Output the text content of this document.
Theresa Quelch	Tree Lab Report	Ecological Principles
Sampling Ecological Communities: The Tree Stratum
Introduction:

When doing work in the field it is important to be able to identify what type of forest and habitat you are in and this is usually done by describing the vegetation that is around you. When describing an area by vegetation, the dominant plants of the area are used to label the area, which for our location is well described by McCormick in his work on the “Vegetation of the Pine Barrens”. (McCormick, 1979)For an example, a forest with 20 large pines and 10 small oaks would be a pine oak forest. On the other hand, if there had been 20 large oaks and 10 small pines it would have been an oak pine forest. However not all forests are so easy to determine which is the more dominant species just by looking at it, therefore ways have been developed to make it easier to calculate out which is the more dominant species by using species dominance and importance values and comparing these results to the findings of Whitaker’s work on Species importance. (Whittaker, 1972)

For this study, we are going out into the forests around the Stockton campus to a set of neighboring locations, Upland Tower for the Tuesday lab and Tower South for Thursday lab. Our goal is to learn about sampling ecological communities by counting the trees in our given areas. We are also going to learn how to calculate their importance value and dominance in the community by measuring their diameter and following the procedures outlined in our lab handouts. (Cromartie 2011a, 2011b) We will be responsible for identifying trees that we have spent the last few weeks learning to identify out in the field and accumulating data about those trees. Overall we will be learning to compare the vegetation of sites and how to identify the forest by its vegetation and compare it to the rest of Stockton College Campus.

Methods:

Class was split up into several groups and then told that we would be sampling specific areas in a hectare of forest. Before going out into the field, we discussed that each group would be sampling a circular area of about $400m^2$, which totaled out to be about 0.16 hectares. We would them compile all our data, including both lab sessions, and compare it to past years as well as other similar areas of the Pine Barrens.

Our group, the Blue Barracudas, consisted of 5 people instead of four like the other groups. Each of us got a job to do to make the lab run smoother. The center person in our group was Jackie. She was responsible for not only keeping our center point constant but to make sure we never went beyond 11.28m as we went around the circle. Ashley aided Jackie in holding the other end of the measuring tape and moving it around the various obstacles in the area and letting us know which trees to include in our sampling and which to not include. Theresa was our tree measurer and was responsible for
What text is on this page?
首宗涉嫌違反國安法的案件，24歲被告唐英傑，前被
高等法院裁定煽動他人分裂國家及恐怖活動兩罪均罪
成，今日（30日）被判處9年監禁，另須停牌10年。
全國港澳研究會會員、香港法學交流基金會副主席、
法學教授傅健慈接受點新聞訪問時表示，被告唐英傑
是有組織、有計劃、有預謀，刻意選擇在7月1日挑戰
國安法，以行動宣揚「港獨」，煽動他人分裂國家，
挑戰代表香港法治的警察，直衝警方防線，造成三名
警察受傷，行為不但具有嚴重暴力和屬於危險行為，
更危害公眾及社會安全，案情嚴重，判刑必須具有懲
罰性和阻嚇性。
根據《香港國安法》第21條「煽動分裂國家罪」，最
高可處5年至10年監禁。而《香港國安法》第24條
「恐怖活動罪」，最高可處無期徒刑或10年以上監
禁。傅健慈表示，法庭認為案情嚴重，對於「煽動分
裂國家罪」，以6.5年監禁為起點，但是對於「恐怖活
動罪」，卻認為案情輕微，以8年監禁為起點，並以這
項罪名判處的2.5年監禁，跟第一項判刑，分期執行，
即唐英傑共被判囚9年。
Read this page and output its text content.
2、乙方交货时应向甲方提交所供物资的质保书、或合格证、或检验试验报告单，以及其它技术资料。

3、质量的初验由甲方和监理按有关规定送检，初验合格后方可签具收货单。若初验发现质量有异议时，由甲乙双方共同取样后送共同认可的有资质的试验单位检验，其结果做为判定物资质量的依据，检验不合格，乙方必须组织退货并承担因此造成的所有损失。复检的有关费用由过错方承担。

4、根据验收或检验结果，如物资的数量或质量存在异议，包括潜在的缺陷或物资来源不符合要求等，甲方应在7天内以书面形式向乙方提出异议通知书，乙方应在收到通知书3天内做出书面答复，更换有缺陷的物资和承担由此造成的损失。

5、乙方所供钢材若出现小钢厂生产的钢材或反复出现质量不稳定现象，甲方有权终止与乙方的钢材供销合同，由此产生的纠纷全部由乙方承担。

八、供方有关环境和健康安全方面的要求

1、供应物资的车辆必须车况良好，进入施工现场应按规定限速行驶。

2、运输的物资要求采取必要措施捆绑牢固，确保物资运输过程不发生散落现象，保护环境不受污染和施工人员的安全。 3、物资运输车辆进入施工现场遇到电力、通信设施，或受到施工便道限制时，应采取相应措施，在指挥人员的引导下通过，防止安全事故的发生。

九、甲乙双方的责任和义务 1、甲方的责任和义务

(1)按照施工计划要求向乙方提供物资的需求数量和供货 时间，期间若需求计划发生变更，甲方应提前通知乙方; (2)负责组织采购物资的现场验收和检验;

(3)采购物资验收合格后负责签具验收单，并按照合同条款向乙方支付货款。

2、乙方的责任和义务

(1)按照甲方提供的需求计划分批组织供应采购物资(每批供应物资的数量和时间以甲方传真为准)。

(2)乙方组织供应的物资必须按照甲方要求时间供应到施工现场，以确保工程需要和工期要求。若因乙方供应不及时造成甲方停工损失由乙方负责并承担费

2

| SHORT EXERCISE |
Pull every line containing "text" out of the records.

| TASK ANSWER |
Output the text content of this document.
What text is on this page?
Read this page and output its text content.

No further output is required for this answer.